* THE EXERCISE: The exercise asks you to copy every line below in which "true" appears.

::::

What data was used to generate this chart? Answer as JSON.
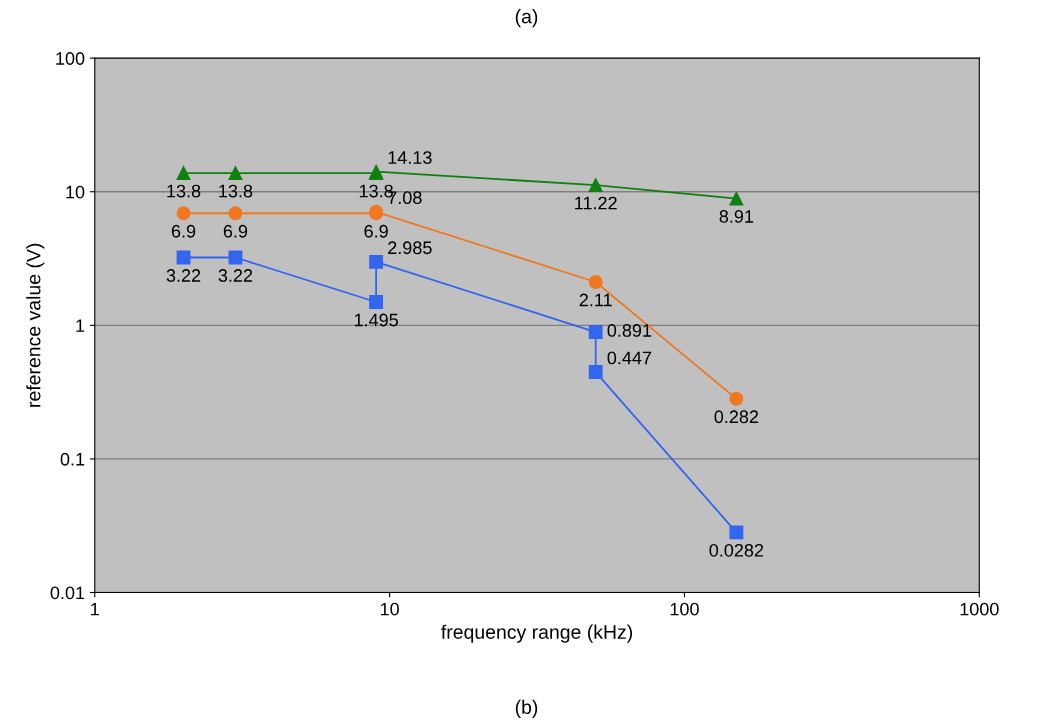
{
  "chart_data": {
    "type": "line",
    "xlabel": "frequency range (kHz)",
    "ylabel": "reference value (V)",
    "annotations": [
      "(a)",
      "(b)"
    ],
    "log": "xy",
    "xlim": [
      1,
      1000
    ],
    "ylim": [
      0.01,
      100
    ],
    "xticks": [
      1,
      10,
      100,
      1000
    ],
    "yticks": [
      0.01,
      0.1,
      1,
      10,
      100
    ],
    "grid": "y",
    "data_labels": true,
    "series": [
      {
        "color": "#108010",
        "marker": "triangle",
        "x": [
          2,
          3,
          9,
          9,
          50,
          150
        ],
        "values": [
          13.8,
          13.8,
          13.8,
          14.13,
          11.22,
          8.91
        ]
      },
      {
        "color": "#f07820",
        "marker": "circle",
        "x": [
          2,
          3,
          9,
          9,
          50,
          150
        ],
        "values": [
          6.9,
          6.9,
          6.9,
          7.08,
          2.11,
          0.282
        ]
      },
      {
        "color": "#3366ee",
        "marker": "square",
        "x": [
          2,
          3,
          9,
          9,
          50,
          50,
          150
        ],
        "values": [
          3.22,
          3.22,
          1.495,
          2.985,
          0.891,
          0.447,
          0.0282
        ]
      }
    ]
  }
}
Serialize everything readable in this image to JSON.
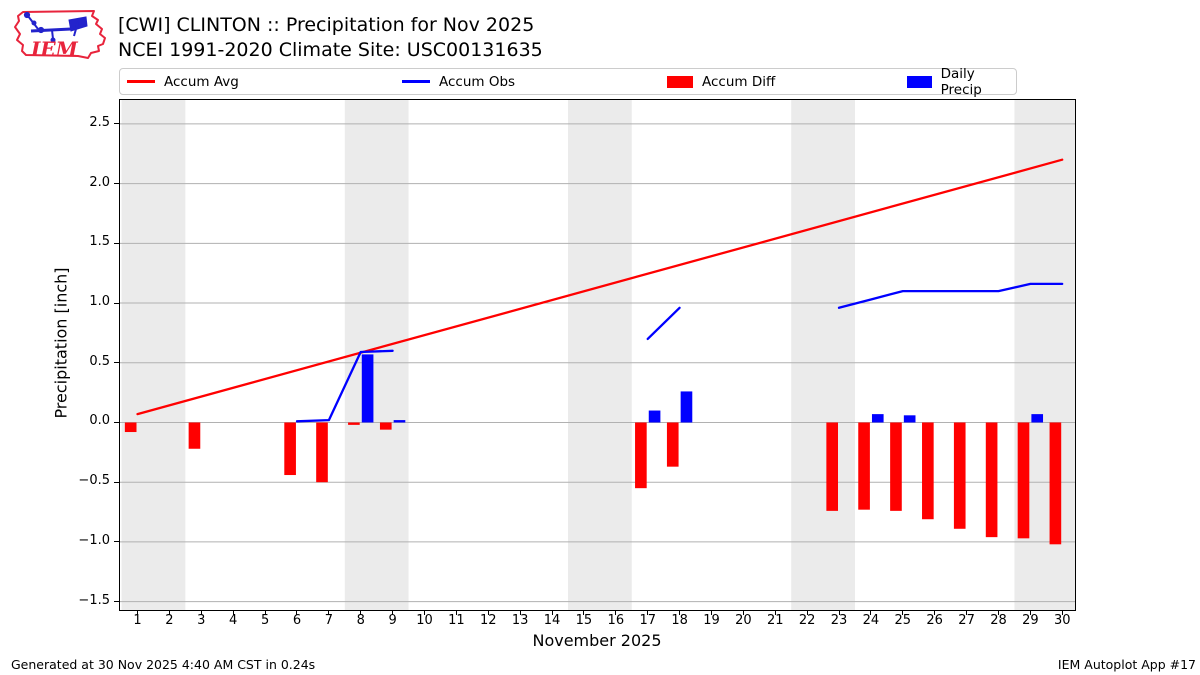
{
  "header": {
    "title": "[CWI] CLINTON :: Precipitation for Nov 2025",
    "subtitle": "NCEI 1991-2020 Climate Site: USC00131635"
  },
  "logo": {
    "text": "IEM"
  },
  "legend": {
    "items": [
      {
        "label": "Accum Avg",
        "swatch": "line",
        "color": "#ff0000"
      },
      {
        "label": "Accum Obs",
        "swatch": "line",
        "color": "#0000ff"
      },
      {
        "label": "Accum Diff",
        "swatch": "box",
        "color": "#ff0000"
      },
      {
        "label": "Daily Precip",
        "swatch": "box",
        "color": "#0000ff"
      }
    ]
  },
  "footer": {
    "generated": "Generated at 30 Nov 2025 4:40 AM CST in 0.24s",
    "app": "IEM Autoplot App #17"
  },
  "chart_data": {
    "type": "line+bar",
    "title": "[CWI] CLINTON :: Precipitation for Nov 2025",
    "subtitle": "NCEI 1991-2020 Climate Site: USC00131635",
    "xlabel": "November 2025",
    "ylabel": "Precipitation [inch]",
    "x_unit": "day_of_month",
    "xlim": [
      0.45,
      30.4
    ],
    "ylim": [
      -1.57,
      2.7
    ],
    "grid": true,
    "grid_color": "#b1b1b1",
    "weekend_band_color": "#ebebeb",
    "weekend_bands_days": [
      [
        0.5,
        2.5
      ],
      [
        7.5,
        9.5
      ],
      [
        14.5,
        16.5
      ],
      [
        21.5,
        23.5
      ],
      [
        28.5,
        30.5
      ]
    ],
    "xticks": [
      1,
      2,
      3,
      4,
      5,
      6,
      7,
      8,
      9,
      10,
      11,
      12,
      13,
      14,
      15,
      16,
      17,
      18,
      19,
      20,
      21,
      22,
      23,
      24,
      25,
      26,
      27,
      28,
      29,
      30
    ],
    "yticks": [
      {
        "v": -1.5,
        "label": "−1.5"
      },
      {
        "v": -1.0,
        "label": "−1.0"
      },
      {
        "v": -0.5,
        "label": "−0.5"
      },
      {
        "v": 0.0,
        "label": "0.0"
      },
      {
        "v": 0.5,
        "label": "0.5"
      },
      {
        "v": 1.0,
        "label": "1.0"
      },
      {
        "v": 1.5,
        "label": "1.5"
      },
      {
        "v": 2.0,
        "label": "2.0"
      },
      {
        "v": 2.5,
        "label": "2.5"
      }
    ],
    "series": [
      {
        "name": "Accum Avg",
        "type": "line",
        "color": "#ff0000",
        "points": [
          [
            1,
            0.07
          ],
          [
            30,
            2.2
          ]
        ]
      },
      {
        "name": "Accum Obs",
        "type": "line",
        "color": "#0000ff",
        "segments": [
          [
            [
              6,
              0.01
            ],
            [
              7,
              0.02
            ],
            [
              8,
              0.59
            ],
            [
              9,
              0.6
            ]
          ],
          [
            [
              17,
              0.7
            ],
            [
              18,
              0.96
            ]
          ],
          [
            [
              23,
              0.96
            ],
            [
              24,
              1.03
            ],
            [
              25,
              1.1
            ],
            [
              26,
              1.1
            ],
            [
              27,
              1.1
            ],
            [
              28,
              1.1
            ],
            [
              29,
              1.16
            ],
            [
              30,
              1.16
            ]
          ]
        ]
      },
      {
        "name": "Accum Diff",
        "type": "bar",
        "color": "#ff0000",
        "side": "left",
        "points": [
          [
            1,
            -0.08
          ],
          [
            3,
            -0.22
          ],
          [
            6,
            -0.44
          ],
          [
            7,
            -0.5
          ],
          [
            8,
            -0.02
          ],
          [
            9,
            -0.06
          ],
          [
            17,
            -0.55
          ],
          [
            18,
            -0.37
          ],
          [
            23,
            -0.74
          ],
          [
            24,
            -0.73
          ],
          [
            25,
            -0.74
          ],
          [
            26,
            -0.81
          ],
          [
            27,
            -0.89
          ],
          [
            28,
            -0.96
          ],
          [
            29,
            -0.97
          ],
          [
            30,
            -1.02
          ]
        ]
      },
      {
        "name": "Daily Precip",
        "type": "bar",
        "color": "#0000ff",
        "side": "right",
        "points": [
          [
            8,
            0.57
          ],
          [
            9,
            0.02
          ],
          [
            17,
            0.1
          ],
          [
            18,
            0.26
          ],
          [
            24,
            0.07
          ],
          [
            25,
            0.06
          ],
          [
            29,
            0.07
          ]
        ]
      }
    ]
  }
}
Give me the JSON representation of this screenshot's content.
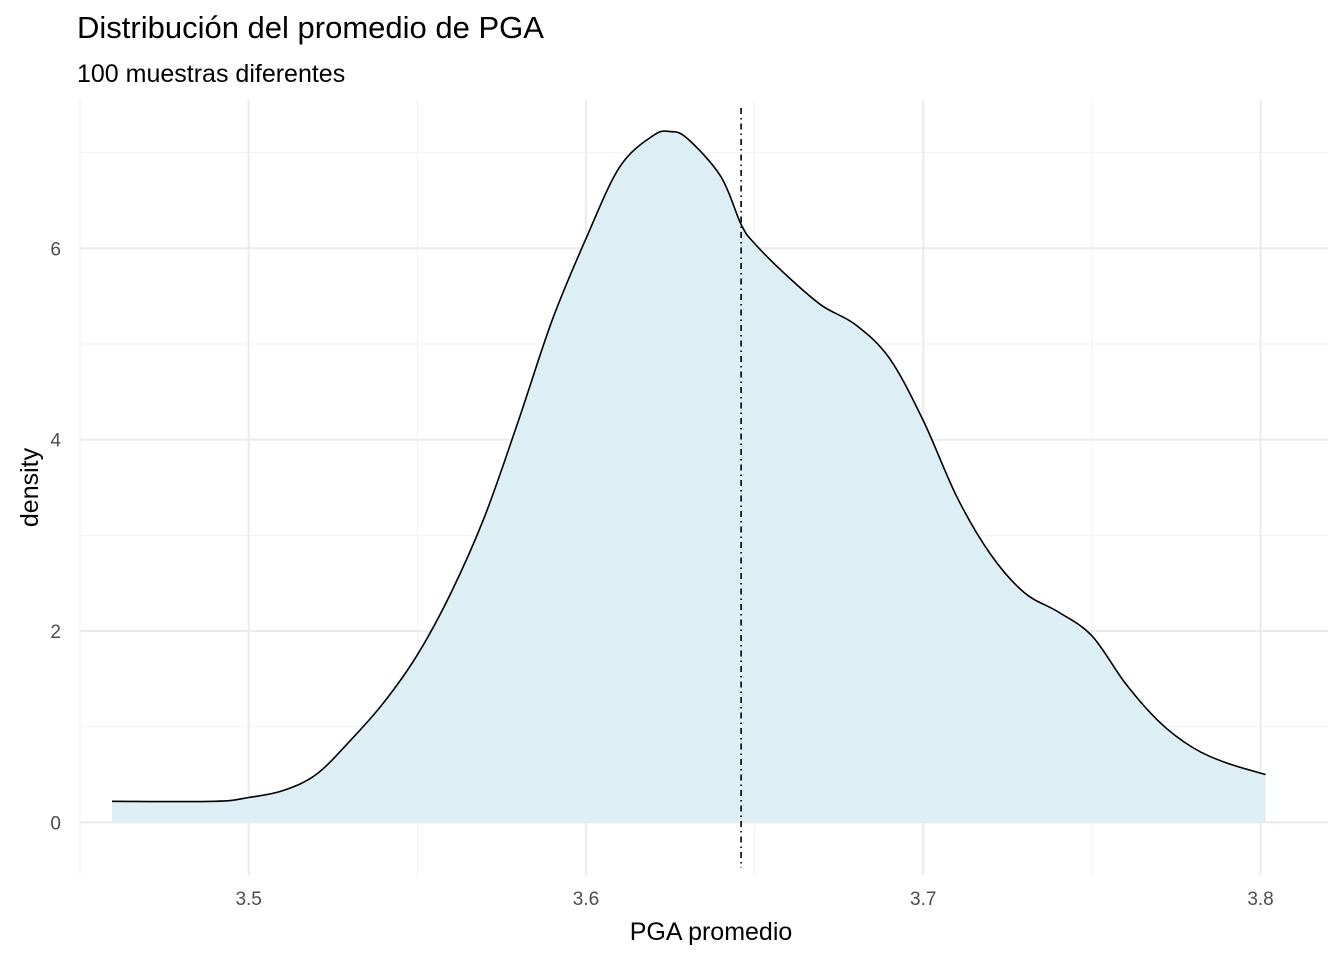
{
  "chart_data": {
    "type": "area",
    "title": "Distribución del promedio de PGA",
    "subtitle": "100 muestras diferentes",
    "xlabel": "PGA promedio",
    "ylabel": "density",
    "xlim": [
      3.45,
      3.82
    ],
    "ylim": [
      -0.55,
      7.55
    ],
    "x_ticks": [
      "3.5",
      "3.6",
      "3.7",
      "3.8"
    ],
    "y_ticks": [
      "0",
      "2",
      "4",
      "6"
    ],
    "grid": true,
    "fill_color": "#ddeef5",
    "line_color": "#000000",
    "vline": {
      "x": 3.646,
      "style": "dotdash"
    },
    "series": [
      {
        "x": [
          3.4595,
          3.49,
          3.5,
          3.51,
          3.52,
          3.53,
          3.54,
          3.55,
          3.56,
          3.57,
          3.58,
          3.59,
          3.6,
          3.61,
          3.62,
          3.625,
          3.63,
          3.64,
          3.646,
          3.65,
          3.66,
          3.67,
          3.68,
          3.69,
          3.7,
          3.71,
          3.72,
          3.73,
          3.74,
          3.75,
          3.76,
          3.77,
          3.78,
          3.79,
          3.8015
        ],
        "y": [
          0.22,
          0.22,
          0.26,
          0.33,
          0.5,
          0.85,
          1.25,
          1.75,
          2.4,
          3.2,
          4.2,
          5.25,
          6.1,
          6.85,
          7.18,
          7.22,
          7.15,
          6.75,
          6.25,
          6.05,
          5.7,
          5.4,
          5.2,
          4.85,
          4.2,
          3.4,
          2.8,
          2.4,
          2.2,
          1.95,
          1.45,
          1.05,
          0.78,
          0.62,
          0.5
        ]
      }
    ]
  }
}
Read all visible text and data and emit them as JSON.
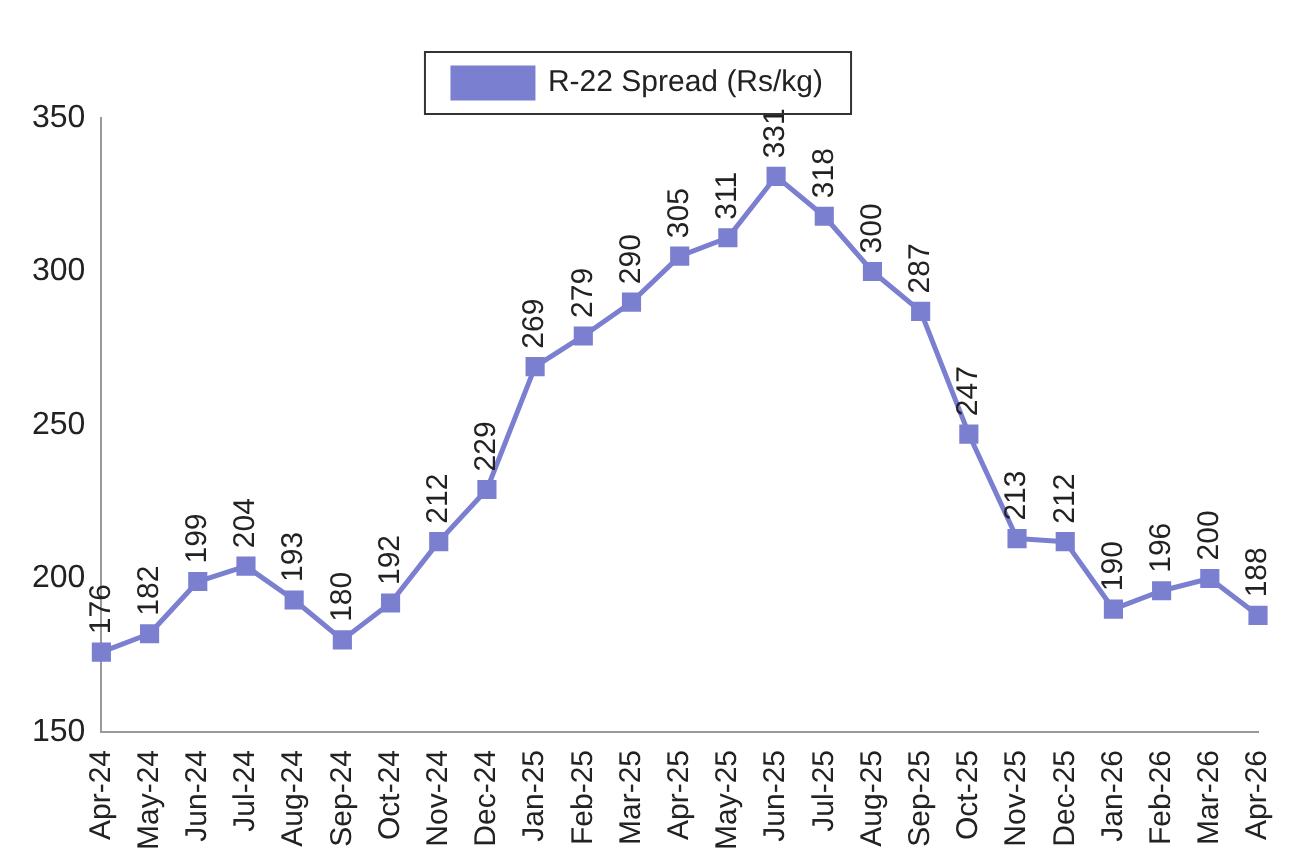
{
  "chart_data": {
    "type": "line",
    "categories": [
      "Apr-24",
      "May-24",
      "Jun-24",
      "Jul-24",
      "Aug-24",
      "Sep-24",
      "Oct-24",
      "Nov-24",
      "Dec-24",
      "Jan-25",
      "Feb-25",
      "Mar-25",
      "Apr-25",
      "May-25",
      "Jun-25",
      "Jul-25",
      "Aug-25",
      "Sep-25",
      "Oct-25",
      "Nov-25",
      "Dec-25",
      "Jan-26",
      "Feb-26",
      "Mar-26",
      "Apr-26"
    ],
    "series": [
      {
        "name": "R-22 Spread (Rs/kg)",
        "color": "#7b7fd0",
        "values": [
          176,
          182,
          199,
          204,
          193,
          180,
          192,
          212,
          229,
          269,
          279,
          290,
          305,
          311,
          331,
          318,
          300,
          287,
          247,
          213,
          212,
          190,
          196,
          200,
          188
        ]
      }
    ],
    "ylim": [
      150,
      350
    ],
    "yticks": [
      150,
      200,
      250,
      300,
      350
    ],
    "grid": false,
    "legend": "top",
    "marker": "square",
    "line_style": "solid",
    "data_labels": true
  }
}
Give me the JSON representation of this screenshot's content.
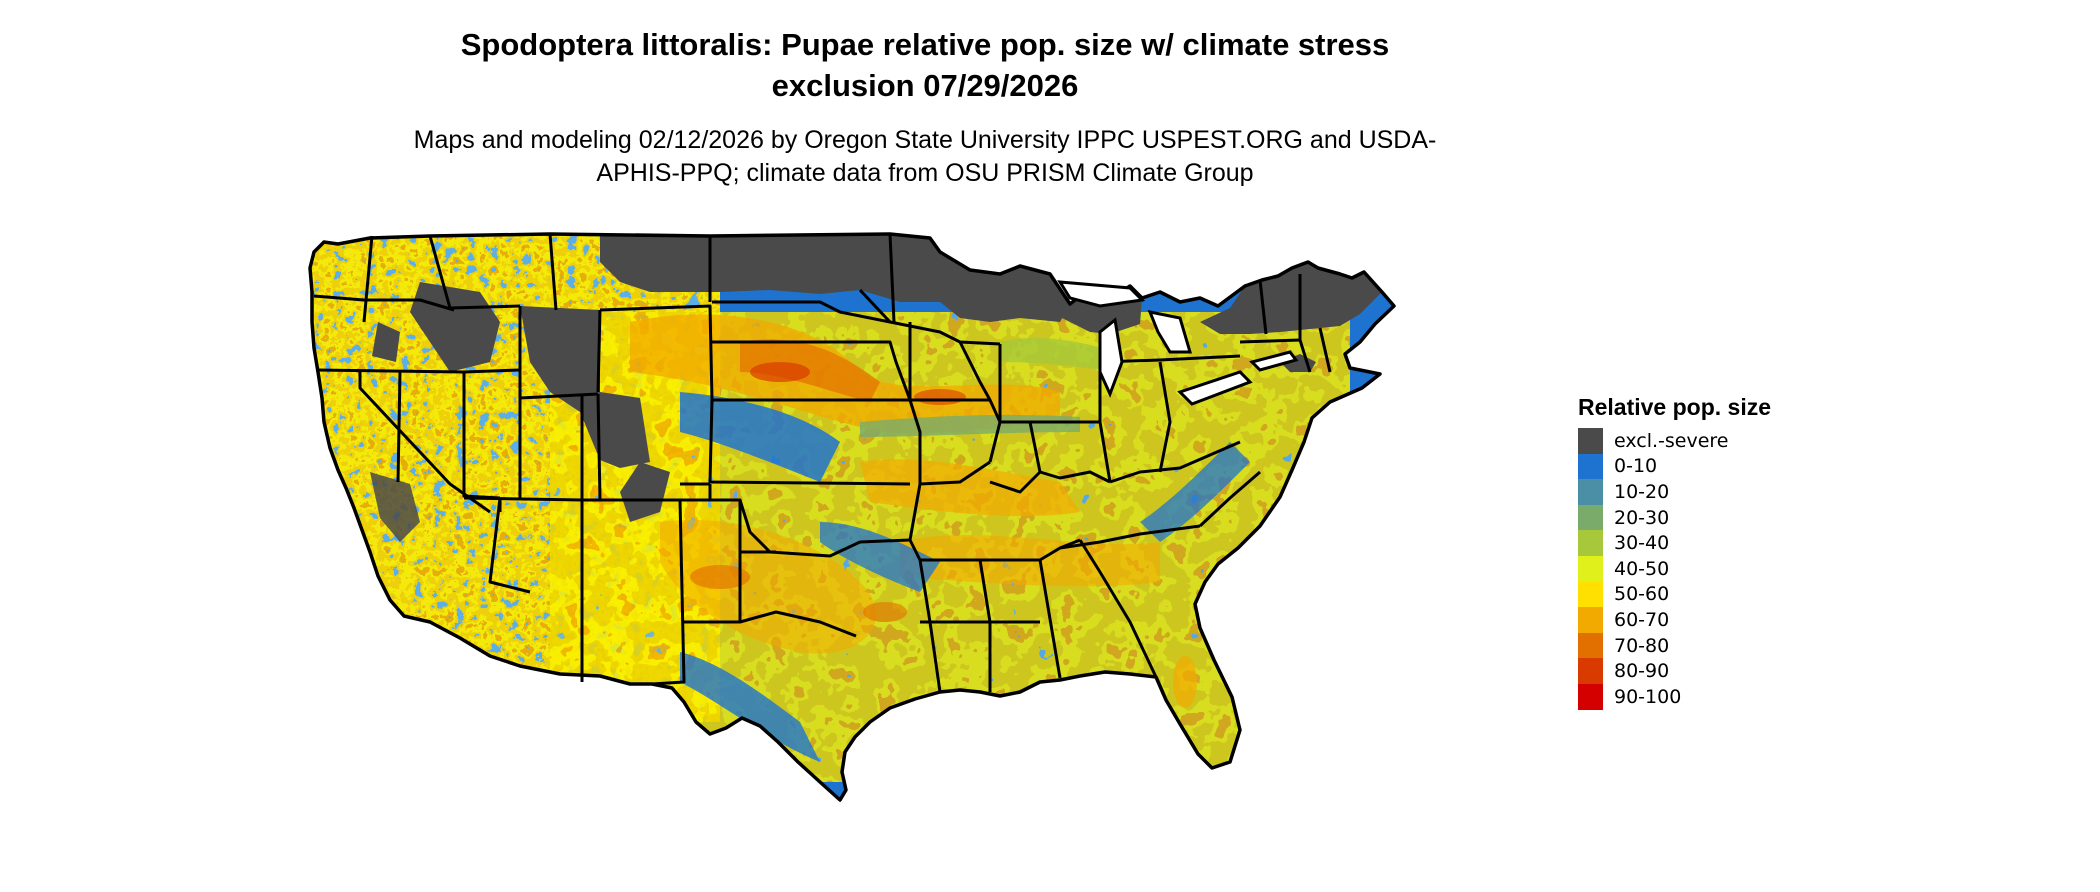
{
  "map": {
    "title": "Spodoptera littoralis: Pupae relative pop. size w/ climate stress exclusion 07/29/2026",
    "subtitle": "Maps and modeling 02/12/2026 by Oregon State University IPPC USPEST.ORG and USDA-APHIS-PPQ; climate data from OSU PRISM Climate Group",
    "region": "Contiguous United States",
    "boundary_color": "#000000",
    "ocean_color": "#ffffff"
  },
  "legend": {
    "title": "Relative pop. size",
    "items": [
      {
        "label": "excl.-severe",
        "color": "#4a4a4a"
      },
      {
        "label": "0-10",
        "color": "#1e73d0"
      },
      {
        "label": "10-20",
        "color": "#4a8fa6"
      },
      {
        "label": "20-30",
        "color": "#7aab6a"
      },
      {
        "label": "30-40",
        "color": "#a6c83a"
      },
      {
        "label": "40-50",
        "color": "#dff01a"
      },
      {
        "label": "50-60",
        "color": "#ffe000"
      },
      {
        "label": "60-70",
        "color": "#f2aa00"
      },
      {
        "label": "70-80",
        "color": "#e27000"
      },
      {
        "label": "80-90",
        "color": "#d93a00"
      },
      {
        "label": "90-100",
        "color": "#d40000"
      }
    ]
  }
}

::::

* FULL RESPONSE:
    "data_labels": true,
    "grid": true,
    "grid": true,
    "data_labels": true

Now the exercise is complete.